* start Data for processing *

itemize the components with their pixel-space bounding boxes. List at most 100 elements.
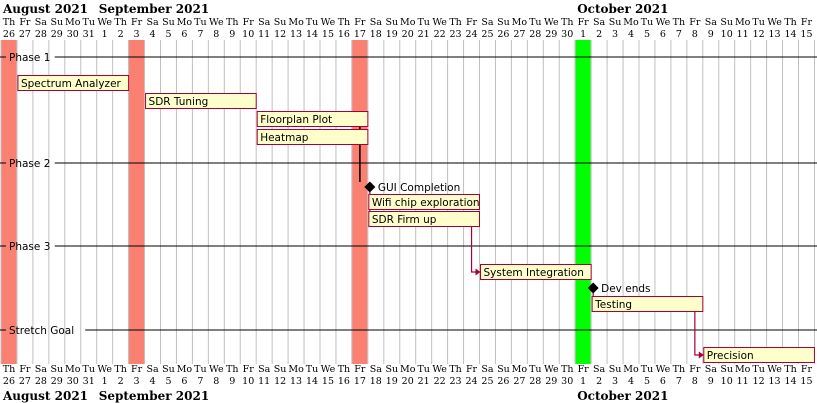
task-heatmap[interactable]: Heatmap (256, 129, 369, 145)
day-of-week-bottom: Fr (243, 364, 255, 375)
day-of-week-bottom: Th (449, 364, 461, 375)
task-bar[interactable] (145, 93, 257, 109)
task-label: SDR Tuning (149, 96, 209, 108)
day-number-bottom: 15 (800, 376, 812, 387)
day-of-week-bottom: Mo (400, 364, 416, 375)
task-bar[interactable] (256, 129, 369, 145)
task-bar[interactable] (17, 75, 130, 91)
task-precision[interactable]: Precision (703, 347, 815, 363)
day-number-bottom: 29 (545, 376, 557, 387)
day-number-bottom: 7 (676, 376, 682, 387)
day-number-top: 2 (118, 29, 124, 40)
day-of-week-top: We (544, 17, 559, 28)
task-bar[interactable] (703, 347, 815, 363)
day-of-week-bottom: Su (497, 364, 510, 375)
milestones: GUI Completion Dev ends (364, 181, 651, 296)
month-label-top: September 2021 (99, 2, 210, 16)
day-of-week-bottom: Tu (641, 364, 653, 375)
day-number-bottom: 24 (465, 376, 477, 387)
day-of-week-bottom: We (209, 364, 224, 375)
day-of-week-bottom: Th (114, 364, 126, 375)
day-number-top: 4 (628, 29, 634, 40)
highlight-column (128, 40, 145, 364)
task-bar[interactable] (591, 296, 704, 312)
day-number-top: 26 (3, 29, 15, 40)
task-sysint[interactable]: System Integration (480, 264, 592, 280)
day-number-bottom: 10 (721, 376, 733, 387)
task-bar[interactable] (368, 194, 481, 210)
day-of-week-top: Su (497, 17, 510, 28)
day-of-week-top: Th (449, 17, 461, 28)
day-number-top: 22 (434, 29, 446, 40)
day-number-top: 10 (242, 29, 254, 40)
day-number-top: 27 (513, 29, 525, 40)
milestone-diamond[interactable] (364, 181, 376, 193)
day-of-week-bottom: We (767, 364, 782, 375)
task-floorplan[interactable]: Floorplan Plot (256, 111, 369, 127)
day-of-week-top: Su (609, 17, 622, 28)
day-number-bottom: 17 (354, 376, 366, 387)
day-number-bottom: 28 (529, 376, 541, 387)
day-of-week-bottom: Su (51, 364, 64, 375)
day-of-week-bottom: Mo (735, 364, 751, 375)
day-number-bottom: 21 (418, 376, 430, 387)
day-of-week-bottom: We (432, 364, 447, 375)
day-of-week-top: Fr (578, 17, 590, 28)
day-of-week-top: Tu (417, 17, 429, 28)
day-number-top: 4 (150, 29, 156, 40)
task-sdrtuning[interactable]: SDR Tuning (145, 93, 257, 109)
task-testing[interactable]: Testing (591, 296, 704, 312)
day-of-week-top: Fr (354, 17, 366, 28)
task-bars: Spectrum Analyzer SDR Tuning Floorplan Plo… (17, 75, 815, 363)
day-number-bottom: 1 (580, 376, 586, 387)
day-of-week-bottom: Su (385, 364, 398, 375)
day-number-bottom: 5 (644, 376, 650, 387)
day-number-top: 16 (338, 29, 350, 40)
task-label: Spectrum Analyzer (21, 78, 122, 90)
day-number-bottom: 16 (338, 376, 350, 387)
day-of-week-bottom: Mo (288, 364, 304, 375)
day-of-week-top: Tu (752, 17, 764, 28)
day-number-bottom: 22 (434, 376, 446, 387)
dependency-arrow (694, 311, 703, 356)
arrow-head (698, 351, 704, 359)
task-bar[interactable] (256, 111, 369, 127)
task-bar[interactable] (480, 264, 592, 280)
day-number-top: 8 (213, 29, 219, 40)
day-number-bottom: 2 (596, 376, 602, 387)
task-wifi[interactable]: Wifi chip exploration (368, 194, 481, 210)
milestone-diamond[interactable] (587, 282, 599, 294)
task-bar[interactable] (368, 211, 481, 227)
day-of-week-bottom: Sa (593, 364, 606, 375)
day-of-week-top: Mo (65, 17, 81, 28)
day-number-top: 18 (370, 29, 382, 40)
day-of-week-bottom: Sa (146, 364, 159, 375)
day-of-week-top: Th (226, 17, 238, 28)
day-of-week-bottom: Su (162, 364, 175, 375)
day-number-bottom: 30 (67, 376, 79, 387)
day-of-week-top: Mo (400, 17, 416, 28)
day-of-week-bottom: Th (226, 364, 238, 375)
day-of-week-top: Fr (243, 17, 255, 28)
day-of-week-top: We (767, 17, 782, 28)
task-label: Precision (707, 350, 754, 362)
month-label-top: October 2021 (577, 2, 668, 16)
milestone-gui[interactable]: GUI Completion (364, 181, 460, 195)
task-sdrfirm[interactable]: SDR Firm up (368, 211, 481, 227)
day-of-week-top: Sa (370, 17, 383, 28)
milestone-devends[interactable]: Dev ends (587, 282, 651, 296)
day-number-bottom: 2 (118, 376, 124, 387)
day-number-top: 30 (561, 29, 573, 40)
day-of-week-top: Th (673, 17, 685, 28)
day-of-week-top: Tu (641, 17, 653, 28)
task-spectrum[interactable]: Spectrum Analyzer (17, 75, 130, 91)
day-number-bottom: 25 (481, 376, 493, 387)
phase-separator-label: Phase 2 (9, 158, 50, 170)
task-label: Heatmap (260, 132, 309, 144)
day-of-week-bottom: We (321, 364, 336, 375)
task-label: Floorplan Plot (260, 114, 332, 126)
day-of-week-bottom: We (97, 364, 112, 375)
day-of-week-top: Sa (258, 17, 271, 28)
day-of-week-top: Su (720, 17, 733, 28)
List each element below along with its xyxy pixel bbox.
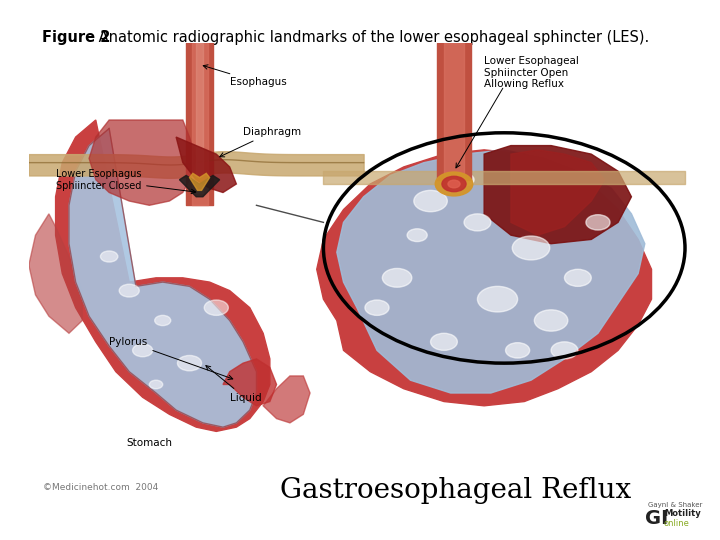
Polygon shape (69, 129, 256, 427)
Circle shape (101, 251, 118, 262)
Text: Lower Esophagus
Sphiincter Closed: Lower Esophagus Sphiincter Closed (55, 169, 196, 194)
Circle shape (448, 180, 460, 188)
Circle shape (505, 343, 530, 358)
Circle shape (436, 172, 473, 196)
Polygon shape (176, 137, 236, 192)
Text: Anatomic radiographic landmarks of the lower esophageal sphincter (LES).: Anatomic radiographic landmarks of the l… (94, 30, 649, 45)
Polygon shape (484, 146, 631, 244)
Text: Gaynl & Shaker: Gaynl & Shaker (648, 502, 703, 508)
Polygon shape (55, 120, 270, 431)
Circle shape (120, 284, 139, 297)
Circle shape (534, 310, 568, 331)
Circle shape (586, 215, 610, 230)
Circle shape (149, 380, 163, 389)
Circle shape (564, 269, 591, 286)
Circle shape (407, 229, 427, 241)
Polygon shape (264, 376, 310, 423)
Circle shape (464, 214, 491, 231)
Text: Figure 2: Figure 2 (42, 30, 110, 45)
Text: online: online (664, 518, 690, 528)
Circle shape (414, 191, 447, 212)
Polygon shape (337, 150, 645, 393)
Text: Diaphragm: Diaphragm (220, 127, 301, 157)
Circle shape (454, 173, 474, 186)
Text: Liquid: Liquid (206, 366, 261, 403)
Circle shape (155, 315, 171, 326)
Circle shape (382, 268, 412, 287)
Polygon shape (511, 150, 605, 235)
Circle shape (138, 227, 161, 243)
Text: Pylorus: Pylorus (109, 337, 233, 380)
Text: ©Medicinehot.com  2004: ©Medicinehot.com 2004 (43, 483, 158, 492)
Circle shape (477, 286, 518, 312)
Circle shape (442, 176, 466, 192)
Circle shape (132, 344, 153, 357)
Text: Lower Esophageal
Sphiincter Open
Allowing Reflux: Lower Esophageal Sphiincter Open Allowin… (484, 56, 579, 89)
Circle shape (512, 236, 550, 260)
Circle shape (365, 300, 389, 315)
Circle shape (223, 252, 236, 261)
Circle shape (177, 355, 202, 371)
Text: Stomach: Stomach (126, 438, 172, 448)
Text: Esophagus: Esophagus (203, 65, 287, 87)
Polygon shape (89, 120, 197, 205)
Polygon shape (189, 173, 210, 191)
Text: GI: GI (645, 509, 668, 528)
Polygon shape (29, 214, 82, 333)
Polygon shape (317, 150, 652, 406)
Polygon shape (223, 359, 276, 406)
Circle shape (204, 300, 228, 315)
Circle shape (551, 342, 578, 359)
Circle shape (323, 133, 685, 363)
Circle shape (161, 255, 191, 274)
Circle shape (189, 210, 203, 218)
Circle shape (431, 333, 457, 350)
Text: Motility: Motility (664, 509, 701, 517)
Circle shape (204, 232, 215, 239)
Polygon shape (179, 176, 220, 197)
Text: Gastroesophageal Reflux: Gastroesophageal Reflux (280, 476, 631, 503)
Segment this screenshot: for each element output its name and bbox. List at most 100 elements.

* end Data for processing *

Task instructions:
Please convert everything from the line containing "task-heatmap[interactable]: Heatmap (256, 129, 369, 145)" down to the line containing "day-of-week-top: We (544, 17, 559, 28)" in the records above into a Markdown table with the columns Row and Line, skipping any blank lines.

Response to this exercise:
| Row | Line |
|---|---|
| 1 | task-heatmap[interactable]: Heatmap (256, 129, 369, 145) |
| 2 | day-of-week-bottom: Fr (243, 364, 255, 375) |
| 3 | day-of-week-bottom: Th (449, 364, 461, 375) |
| 4 | task-bar[interactable] (145, 93, 257, 109) |
| 5 | task-label: SDR Tuning (149, 96, 209, 108) |
| 6 | day-number-bottom: 15 (800, 376, 812, 387) |
| 7 | day-of-week-bottom: Mo (400, 364, 416, 375) |
| 8 | task-bar[interactable] (256, 129, 369, 145) |
| 9 | task-bar[interactable] (17, 75, 130, 91) |
| 10 | task-precision[interactable]: Precision (703, 347, 815, 363) |
| 11 | day-number-bottom: 29 (545, 376, 557, 387) |
| 12 | day-number-bottom: 7 (676, 376, 682, 387) |
| 13 | day-number-top: 2 (118, 29, 124, 40) |
| 14 | day-of-week-top: We (544, 17, 559, 28) |